(Items from a figure collection)
## Begin
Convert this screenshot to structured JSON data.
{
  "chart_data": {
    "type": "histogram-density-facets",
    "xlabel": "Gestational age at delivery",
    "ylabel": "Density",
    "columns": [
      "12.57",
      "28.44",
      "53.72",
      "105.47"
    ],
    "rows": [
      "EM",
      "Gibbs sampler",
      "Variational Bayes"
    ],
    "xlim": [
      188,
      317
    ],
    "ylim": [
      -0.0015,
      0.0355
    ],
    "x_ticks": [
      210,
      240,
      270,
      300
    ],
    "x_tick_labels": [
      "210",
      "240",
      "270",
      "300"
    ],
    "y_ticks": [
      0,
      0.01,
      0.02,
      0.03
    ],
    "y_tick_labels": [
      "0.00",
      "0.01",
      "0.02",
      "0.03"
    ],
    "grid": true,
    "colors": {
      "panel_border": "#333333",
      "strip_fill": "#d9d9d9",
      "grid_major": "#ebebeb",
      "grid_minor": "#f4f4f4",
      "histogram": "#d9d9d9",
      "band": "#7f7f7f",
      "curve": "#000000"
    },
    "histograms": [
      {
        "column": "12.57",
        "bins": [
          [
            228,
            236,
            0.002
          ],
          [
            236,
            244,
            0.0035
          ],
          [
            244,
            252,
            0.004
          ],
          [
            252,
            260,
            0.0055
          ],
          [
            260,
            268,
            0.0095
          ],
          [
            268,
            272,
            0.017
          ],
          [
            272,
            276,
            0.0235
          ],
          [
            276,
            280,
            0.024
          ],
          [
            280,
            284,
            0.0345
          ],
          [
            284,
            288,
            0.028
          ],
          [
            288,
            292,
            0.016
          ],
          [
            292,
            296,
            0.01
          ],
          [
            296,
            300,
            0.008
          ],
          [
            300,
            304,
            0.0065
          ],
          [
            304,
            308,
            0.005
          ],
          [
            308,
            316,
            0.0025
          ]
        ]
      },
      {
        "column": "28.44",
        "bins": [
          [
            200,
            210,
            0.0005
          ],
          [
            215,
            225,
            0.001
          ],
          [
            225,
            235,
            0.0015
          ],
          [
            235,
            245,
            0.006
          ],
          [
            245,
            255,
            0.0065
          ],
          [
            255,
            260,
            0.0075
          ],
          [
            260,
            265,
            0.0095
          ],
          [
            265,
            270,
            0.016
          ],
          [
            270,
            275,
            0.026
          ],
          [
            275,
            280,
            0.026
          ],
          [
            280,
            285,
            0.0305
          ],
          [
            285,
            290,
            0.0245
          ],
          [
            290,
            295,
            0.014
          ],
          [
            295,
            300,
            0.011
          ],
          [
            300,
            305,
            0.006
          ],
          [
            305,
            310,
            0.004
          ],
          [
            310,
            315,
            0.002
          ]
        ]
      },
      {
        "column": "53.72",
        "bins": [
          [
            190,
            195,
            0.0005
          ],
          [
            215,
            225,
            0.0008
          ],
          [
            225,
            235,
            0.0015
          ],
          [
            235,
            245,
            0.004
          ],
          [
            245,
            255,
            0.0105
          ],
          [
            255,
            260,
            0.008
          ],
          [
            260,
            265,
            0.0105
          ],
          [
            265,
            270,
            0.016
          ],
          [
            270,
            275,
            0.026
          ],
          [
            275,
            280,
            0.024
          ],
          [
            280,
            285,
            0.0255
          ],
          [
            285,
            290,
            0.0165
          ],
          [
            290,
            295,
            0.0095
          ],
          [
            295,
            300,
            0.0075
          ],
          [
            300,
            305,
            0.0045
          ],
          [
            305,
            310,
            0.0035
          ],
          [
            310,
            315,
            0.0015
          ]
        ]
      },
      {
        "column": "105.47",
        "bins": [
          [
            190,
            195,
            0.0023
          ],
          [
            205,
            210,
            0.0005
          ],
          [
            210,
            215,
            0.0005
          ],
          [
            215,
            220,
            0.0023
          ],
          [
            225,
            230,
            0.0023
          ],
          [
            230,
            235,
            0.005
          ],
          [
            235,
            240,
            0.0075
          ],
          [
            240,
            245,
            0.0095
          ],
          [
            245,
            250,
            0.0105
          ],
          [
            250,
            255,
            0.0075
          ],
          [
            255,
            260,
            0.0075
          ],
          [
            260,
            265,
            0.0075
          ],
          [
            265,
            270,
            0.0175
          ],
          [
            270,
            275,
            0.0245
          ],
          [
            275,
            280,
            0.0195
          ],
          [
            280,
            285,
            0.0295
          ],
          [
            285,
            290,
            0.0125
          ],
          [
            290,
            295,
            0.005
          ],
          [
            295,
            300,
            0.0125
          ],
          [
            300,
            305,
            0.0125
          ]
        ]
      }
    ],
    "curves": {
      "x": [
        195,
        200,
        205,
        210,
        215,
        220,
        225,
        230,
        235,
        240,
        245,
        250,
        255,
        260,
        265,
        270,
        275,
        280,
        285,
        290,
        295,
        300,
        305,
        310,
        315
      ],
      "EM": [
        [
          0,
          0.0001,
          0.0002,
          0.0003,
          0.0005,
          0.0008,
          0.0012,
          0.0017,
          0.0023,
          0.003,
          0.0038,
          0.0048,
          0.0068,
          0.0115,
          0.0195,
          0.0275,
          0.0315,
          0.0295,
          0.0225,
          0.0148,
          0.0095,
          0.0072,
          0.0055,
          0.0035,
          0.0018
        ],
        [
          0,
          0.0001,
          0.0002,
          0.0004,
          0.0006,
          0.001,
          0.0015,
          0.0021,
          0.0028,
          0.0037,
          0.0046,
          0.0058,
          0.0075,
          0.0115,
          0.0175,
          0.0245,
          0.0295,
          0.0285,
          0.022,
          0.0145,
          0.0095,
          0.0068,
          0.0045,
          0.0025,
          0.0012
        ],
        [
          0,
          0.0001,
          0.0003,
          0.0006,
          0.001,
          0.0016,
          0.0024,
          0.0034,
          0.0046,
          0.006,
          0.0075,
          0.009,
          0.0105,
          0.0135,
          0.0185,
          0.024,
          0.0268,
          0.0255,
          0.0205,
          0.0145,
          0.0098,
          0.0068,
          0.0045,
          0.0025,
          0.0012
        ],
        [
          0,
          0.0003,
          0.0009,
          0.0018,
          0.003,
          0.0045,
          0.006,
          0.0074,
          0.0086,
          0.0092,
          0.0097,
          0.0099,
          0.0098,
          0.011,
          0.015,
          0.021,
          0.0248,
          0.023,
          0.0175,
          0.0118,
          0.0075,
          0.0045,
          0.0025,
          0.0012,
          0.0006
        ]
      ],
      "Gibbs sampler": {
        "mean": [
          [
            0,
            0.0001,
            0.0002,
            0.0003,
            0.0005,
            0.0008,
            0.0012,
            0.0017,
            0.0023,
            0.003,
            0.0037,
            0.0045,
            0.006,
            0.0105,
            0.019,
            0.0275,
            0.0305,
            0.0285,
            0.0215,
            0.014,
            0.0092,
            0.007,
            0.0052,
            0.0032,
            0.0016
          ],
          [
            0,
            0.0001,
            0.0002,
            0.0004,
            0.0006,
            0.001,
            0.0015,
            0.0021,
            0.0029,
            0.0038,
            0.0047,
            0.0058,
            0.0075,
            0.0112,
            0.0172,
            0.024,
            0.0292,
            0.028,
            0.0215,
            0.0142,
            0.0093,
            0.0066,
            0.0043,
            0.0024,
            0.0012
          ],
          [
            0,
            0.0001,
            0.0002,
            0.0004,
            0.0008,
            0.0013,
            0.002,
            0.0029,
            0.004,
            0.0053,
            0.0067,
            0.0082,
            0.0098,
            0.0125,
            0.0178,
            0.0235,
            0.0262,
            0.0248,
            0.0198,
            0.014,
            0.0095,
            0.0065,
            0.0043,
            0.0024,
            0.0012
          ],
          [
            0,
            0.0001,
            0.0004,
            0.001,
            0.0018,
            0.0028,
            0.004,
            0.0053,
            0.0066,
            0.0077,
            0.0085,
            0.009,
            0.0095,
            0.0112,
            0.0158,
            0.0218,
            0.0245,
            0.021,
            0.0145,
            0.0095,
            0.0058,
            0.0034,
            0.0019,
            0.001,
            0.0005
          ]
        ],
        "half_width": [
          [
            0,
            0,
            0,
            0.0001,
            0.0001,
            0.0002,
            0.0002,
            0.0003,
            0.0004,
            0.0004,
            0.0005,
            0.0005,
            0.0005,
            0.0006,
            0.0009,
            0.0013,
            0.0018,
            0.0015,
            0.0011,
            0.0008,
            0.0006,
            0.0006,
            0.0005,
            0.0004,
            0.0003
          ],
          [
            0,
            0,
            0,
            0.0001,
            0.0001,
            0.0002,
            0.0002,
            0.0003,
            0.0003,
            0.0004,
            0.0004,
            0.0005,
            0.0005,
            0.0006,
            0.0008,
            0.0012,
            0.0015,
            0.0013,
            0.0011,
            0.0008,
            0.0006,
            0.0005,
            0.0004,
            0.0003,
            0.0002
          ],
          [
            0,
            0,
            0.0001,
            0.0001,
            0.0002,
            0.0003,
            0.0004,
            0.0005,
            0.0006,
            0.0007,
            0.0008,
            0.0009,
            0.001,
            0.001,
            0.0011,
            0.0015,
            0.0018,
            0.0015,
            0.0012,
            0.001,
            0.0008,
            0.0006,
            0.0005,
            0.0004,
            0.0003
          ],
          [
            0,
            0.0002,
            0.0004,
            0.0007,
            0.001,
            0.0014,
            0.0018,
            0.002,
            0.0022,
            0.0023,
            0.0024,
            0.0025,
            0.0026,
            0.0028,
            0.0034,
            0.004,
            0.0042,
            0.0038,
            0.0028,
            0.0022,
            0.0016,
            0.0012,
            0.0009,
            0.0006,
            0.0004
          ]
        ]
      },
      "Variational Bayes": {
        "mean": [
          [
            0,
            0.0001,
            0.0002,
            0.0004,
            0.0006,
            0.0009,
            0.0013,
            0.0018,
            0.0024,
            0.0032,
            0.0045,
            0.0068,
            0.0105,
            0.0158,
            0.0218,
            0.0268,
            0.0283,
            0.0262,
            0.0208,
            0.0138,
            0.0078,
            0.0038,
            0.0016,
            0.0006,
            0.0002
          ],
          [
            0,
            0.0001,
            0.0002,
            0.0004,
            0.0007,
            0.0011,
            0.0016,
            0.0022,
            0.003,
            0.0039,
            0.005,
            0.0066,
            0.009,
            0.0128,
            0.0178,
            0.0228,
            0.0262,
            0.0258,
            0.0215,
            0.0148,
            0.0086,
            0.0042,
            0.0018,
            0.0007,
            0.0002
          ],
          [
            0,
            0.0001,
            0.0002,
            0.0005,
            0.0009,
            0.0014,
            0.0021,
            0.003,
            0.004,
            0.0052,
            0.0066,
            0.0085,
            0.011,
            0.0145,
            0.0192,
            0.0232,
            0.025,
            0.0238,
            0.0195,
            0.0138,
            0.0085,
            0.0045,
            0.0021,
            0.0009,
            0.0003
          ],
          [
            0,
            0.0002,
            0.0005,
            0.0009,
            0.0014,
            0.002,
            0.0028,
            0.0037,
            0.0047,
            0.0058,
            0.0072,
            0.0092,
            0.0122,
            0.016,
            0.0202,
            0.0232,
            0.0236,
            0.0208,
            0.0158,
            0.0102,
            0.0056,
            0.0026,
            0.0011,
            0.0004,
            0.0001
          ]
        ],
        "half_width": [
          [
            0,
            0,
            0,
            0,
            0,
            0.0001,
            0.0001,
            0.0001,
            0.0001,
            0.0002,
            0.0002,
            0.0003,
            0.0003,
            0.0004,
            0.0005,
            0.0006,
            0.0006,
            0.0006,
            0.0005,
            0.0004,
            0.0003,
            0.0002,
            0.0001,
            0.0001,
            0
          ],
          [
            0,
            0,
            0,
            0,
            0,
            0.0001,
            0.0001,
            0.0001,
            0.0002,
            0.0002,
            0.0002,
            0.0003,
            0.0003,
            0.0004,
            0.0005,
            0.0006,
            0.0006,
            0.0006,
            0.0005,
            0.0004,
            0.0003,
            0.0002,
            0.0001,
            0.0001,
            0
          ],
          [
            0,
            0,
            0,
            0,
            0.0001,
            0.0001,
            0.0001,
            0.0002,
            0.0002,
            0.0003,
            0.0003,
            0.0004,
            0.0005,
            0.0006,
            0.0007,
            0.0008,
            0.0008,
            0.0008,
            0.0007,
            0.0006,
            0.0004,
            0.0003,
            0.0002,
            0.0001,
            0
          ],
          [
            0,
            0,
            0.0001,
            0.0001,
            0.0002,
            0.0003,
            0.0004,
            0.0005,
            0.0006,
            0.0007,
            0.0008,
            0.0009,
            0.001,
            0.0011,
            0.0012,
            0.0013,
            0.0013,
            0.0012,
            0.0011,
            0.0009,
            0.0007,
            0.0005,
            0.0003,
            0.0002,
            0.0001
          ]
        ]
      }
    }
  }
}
## End
_REQUIRED TASK_:
Look through the data above. Copy every line with the string "Variational" in it.

_CORRECT RESPONSE_:
      "Variational Bayes"
      "Variational Bayes": {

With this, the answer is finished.